[WHAT TO DO] Repeat everything in the material exactly.

[Dataset records]

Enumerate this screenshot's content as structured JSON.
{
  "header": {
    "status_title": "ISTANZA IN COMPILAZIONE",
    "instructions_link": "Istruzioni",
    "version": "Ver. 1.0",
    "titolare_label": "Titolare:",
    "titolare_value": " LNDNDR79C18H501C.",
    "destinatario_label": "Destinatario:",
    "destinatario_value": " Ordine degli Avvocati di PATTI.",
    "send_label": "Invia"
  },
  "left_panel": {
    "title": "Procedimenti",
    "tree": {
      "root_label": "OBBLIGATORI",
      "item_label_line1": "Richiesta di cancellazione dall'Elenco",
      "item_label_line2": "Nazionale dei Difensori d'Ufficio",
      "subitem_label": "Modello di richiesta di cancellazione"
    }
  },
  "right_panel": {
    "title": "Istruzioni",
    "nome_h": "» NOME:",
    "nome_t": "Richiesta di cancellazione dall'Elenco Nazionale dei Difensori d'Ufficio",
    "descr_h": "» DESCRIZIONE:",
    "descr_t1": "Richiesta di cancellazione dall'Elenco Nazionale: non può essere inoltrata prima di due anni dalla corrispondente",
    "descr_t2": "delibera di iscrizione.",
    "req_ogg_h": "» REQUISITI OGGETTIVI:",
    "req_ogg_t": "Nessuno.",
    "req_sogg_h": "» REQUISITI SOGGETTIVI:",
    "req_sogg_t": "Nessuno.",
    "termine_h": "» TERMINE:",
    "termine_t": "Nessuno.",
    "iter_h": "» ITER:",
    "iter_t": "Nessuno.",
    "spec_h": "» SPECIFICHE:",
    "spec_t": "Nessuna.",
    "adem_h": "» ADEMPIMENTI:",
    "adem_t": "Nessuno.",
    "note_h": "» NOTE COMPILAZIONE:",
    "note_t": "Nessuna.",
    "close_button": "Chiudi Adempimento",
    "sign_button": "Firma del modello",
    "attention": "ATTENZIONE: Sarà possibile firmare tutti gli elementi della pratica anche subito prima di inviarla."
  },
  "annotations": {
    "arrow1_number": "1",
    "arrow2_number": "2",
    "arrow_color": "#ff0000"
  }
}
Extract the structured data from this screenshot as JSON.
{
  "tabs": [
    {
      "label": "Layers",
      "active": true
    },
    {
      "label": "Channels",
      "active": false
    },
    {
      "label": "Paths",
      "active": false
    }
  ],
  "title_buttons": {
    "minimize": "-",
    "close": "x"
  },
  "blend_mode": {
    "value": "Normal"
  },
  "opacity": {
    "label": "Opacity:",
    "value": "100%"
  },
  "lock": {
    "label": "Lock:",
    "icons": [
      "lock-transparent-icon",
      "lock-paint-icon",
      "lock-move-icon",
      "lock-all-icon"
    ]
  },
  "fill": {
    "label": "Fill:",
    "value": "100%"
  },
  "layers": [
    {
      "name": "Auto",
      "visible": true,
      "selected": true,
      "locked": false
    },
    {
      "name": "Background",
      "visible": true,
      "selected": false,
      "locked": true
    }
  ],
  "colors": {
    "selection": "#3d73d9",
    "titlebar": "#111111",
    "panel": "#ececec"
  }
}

[ANSWER]
Enumerate this screenshot's content as structured JSON.
{
  "header": {
    "status_title": "ISTANZA IN COMPILAZIONE",
    "instructions_link": "Istruzioni",
    "version": "Ver. 1.0",
    "titolare_label": "Titolare:",
    "titolare_value": " LNDNDR79C18H501C.",
    "destinatario_label": "Destinatario:",
    "destinatario_value": " Ordine degli Avvocati di PATTI.",
    "send_label": "Invia"
  },
  "left_panel": {
    "title": "Procedimenti",
    "tree": {
      "root_label": "OBBLIGATORI",
      "item_label_line1": "Richiesta di cancellazione dall'Elenco",
      "item_label_line2": "Nazionale dei Difensori d'Ufficio",
      "subitem_label": "Modello di richiesta di cancellazione"
    }
  },
  "right_panel": {
    "title": "Istruzioni",
    "nome_h": "» NOME:",
    "nome_t": "Richiesta di cancellazione dall'Elenco Nazionale dei Difensori d'Ufficio",
    "descr_h": "» DESCRIZIONE:",
    "descr_t1": "Richiesta di cancellazione dall'Elenco Nazionale: non può essere inoltrata prima di due anni dalla corrispondente",
    "descr_t2": "delibera di iscrizione.",
    "req_ogg_h": "» REQUISITI OGGETTIVI:",
    "req_ogg_t": "Nessuno.",
    "req_sogg_h": "» REQUISITI SOGGETTIVI:",
    "req_sogg_t": "Nessuno.",
    "termine_h": "» TERMINE:",
    "termine_t": "Nessuno.",
    "iter_h": "» ITER:",
    "iter_t": "Nessuno.",
    "spec_h": "» SPECIFICHE:",
    "spec_t": "Nessuna.",
    "adem_h": "» ADEMPIMENTI:",
    "adem_t": "Nessuno.",
    "note_h": "» NOTE COMPILAZIONE:",
    "note_t": "Nessuna.",
    "close_button": "Chiudi Adempimento",
    "sign_button": "Firma del modello",
    "attention": "ATTENZIONE: Sarà possibile firmare tutti gli elementi della pratica anche subito prima di inviarla."
  },
  "annotations": {
    "arrow1_number": "1",
    "arrow2_number": "2",
    "arrow_color": "#ff0000"
  }
}
Extract the structured data from this screenshot as JSON.
{
  "tabs": [
    {
      "label": "Layers",
      "active": true
    },
    {
      "label": "Channels",
      "active": false
    },
    {
      "label": "Paths",
      "active": false
    }
  ],
  "title_buttons": {
    "minimize": "-",
    "close": "x"
  },
  "blend_mode": {
    "value": "Normal"
  },
  "opacity": {
    "label": "Opacity:",
    "value": "100%"
  },
  "lock": {
    "label": "Lock:",
    "icons": [
      "lock-transparent-icon",
      "lock-paint-icon",
      "lock-move-icon",
      "lock-all-icon"
    ]
  },
  "fill": {
    "label": "Fill:",
    "value": "100%"
  },
  "layers": [
    {
      "name": "Auto",
      "visible": true,
      "selected": true,
      "locked": false
    },
    {
      "name": "Background",
      "visible": true,
      "selected": false,
      "locked": true
    }
  ],
  "colors": {
    "selection": "#3d73d9",
    "titlebar": "#111111",
    "panel": "#ececec"
  }
}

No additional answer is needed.